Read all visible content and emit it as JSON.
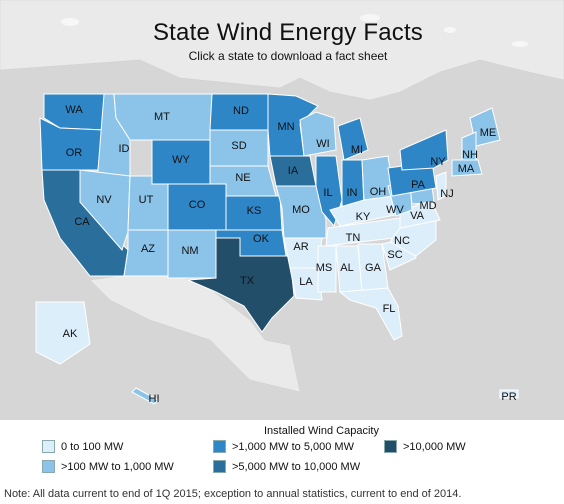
{
  "header": {
    "title": "State Wind Energy Facts",
    "subtitle": "Click a state to download a fact sheet"
  },
  "legend": {
    "title": "Installed Wind Capacity",
    "categories": [
      {
        "key": "c1",
        "label": "0 to 100 MW",
        "color": "#dceefa"
      },
      {
        "key": "c2",
        "label": ">100 MW to 1,000 MW",
        "color": "#8cc3e8"
      },
      {
        "key": "c3",
        "label": ">1,000 MW to 5,000 MW",
        "color": "#2e86c6"
      },
      {
        "key": "c4",
        "label": ">5,000 MW to 10,000 MW",
        "color": "#2a6f9c"
      },
      {
        "key": "c5",
        "label": ">10,000 MW",
        "color": "#234e6a"
      }
    ]
  },
  "colors": {
    "map_background": "#d6d6d6",
    "neighbors": "#eaeaea",
    "state_border": "#ffffff"
  },
  "states": [
    {
      "abbr": "WA",
      "cat": "c3"
    },
    {
      "abbr": "OR",
      "cat": "c3"
    },
    {
      "abbr": "CA",
      "cat": "c4"
    },
    {
      "abbr": "ID",
      "cat": "c2"
    },
    {
      "abbr": "NV",
      "cat": "c2"
    },
    {
      "abbr": "MT",
      "cat": "c2"
    },
    {
      "abbr": "WY",
      "cat": "c3"
    },
    {
      "abbr": "UT",
      "cat": "c2"
    },
    {
      "abbr": "AZ",
      "cat": "c2"
    },
    {
      "abbr": "CO",
      "cat": "c3"
    },
    {
      "abbr": "NM",
      "cat": "c2"
    },
    {
      "abbr": "ND",
      "cat": "c3"
    },
    {
      "abbr": "SD",
      "cat": "c2"
    },
    {
      "abbr": "NE",
      "cat": "c2"
    },
    {
      "abbr": "KS",
      "cat": "c3"
    },
    {
      "abbr": "OK",
      "cat": "c3"
    },
    {
      "abbr": "TX",
      "cat": "c5"
    },
    {
      "abbr": "MN",
      "cat": "c3"
    },
    {
      "abbr": "IA",
      "cat": "c4"
    },
    {
      "abbr": "MO",
      "cat": "c2"
    },
    {
      "abbr": "AR",
      "cat": "c1"
    },
    {
      "abbr": "LA",
      "cat": "c1"
    },
    {
      "abbr": "WI",
      "cat": "c2"
    },
    {
      "abbr": "IL",
      "cat": "c3"
    },
    {
      "abbr": "MI",
      "cat": "c3"
    },
    {
      "abbr": "IN",
      "cat": "c3"
    },
    {
      "abbr": "OH",
      "cat": "c2"
    },
    {
      "abbr": "KY",
      "cat": "c1"
    },
    {
      "abbr": "TN",
      "cat": "c1"
    },
    {
      "abbr": "MS",
      "cat": "c1"
    },
    {
      "abbr": "AL",
      "cat": "c1"
    },
    {
      "abbr": "GA",
      "cat": "c1"
    },
    {
      "abbr": "FL",
      "cat": "c1"
    },
    {
      "abbr": "SC",
      "cat": "c1"
    },
    {
      "abbr": "NC",
      "cat": "c1"
    },
    {
      "abbr": "VA",
      "cat": "c1"
    },
    {
      "abbr": "WV",
      "cat": "c2"
    },
    {
      "abbr": "MD",
      "cat": "c2"
    },
    {
      "abbr": "PA",
      "cat": "c3"
    },
    {
      "abbr": "NY",
      "cat": "c3"
    },
    {
      "abbr": "NJ",
      "cat": "c1"
    },
    {
      "abbr": "ME",
      "cat": "c2"
    },
    {
      "abbr": "NH",
      "cat": "c2"
    },
    {
      "abbr": "MA",
      "cat": "c2"
    },
    {
      "abbr": "AK",
      "cat": "c1"
    },
    {
      "abbr": "HI",
      "cat": "c2"
    },
    {
      "abbr": "PR",
      "cat": "c1"
    }
  ],
  "footnote": "Note: All data current to end of 1Q 2015; exception to annual statistics, current to end of 2014."
}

• **Task description**
Using the data above, write out every line exactly, leaving the images behind.

• **Problem solution**
Read all visible content and emit it as JSON.
{
  "header": {
    "title": "State Wind Energy Facts",
    "subtitle": "Click a state to download a fact sheet"
  },
  "legend": {
    "title": "Installed Wind Capacity",
    "categories": [
      {
        "key": "c1",
        "label": "0 to 100 MW",
        "color": "#dceefa"
      },
      {
        "key": "c2",
        "label": ">100 MW to 1,000 MW",
        "color": "#8cc3e8"
      },
      {
        "key": "c3",
        "label": ">1,000 MW to 5,000 MW",
        "color": "#2e86c6"
      },
      {
        "key": "c4",
        "label": ">5,000 MW to 10,000 MW",
        "color": "#2a6f9c"
      },
      {
        "key": "c5",
        "label": ">10,000 MW",
        "color": "#234e6a"
      }
    ]
  },
  "colors": {
    "map_background": "#d6d6d6",
    "neighbors": "#eaeaea",
    "state_border": "#ffffff"
  },
  "states": [
    {
      "abbr": "WA",
      "cat": "c3"
    },
    {
      "abbr": "OR",
      "cat": "c3"
    },
    {
      "abbr": "CA",
      "cat": "c4"
    },
    {
      "abbr": "ID",
      "cat": "c2"
    },
    {
      "abbr": "NV",
      "cat": "c2"
    },
    {
      "abbr": "MT",
      "cat": "c2"
    },
    {
      "abbr": "WY",
      "cat": "c3"
    },
    {
      "abbr": "UT",
      "cat": "c2"
    },
    {
      "abbr": "AZ",
      "cat": "c2"
    },
    {
      "abbr": "CO",
      "cat": "c3"
    },
    {
      "abbr": "NM",
      "cat": "c2"
    },
    {
      "abbr": "ND",
      "cat": "c3"
    },
    {
      "abbr": "SD",
      "cat": "c2"
    },
    {
      "abbr": "NE",
      "cat": "c2"
    },
    {
      "abbr": "KS",
      "cat": "c3"
    },
    {
      "abbr": "OK",
      "cat": "c3"
    },
    {
      "abbr": "TX",
      "cat": "c5"
    },
    {
      "abbr": "MN",
      "cat": "c3"
    },
    {
      "abbr": "IA",
      "cat": "c4"
    },
    {
      "abbr": "MO",
      "cat": "c2"
    },
    {
      "abbr": "AR",
      "cat": "c1"
    },
    {
      "abbr": "LA",
      "cat": "c1"
    },
    {
      "abbr": "WI",
      "cat": "c2"
    },
    {
      "abbr": "IL",
      "cat": "c3"
    },
    {
      "abbr": "MI",
      "cat": "c3"
    },
    {
      "abbr": "IN",
      "cat": "c3"
    },
    {
      "abbr": "OH",
      "cat": "c2"
    },
    {
      "abbr": "KY",
      "cat": "c1"
    },
    {
      "abbr": "TN",
      "cat": "c1"
    },
    {
      "abbr": "MS",
      "cat": "c1"
    },
    {
      "abbr": "AL",
      "cat": "c1"
    },
    {
      "abbr": "GA",
      "cat": "c1"
    },
    {
      "abbr": "FL",
      "cat": "c1"
    },
    {
      "abbr": "SC",
      "cat": "c1"
    },
    {
      "abbr": "NC",
      "cat": "c1"
    },
    {
      "abbr": "VA",
      "cat": "c1"
    },
    {
      "abbr": "WV",
      "cat": "c2"
    },
    {
      "abbr": "MD",
      "cat": "c2"
    },
    {
      "abbr": "PA",
      "cat": "c3"
    },
    {
      "abbr": "NY",
      "cat": "c3"
    },
    {
      "abbr": "NJ",
      "cat": "c1"
    },
    {
      "abbr": "ME",
      "cat": "c2"
    },
    {
      "abbr": "NH",
      "cat": "c2"
    },
    {
      "abbr": "MA",
      "cat": "c2"
    },
    {
      "abbr": "AK",
      "cat": "c1"
    },
    {
      "abbr": "HI",
      "cat": "c2"
    },
    {
      "abbr": "PR",
      "cat": "c1"
    }
  ],
  "footnote": "Note: All data current to end of 1Q 2015; exception to annual statistics, current to end of 2014."
}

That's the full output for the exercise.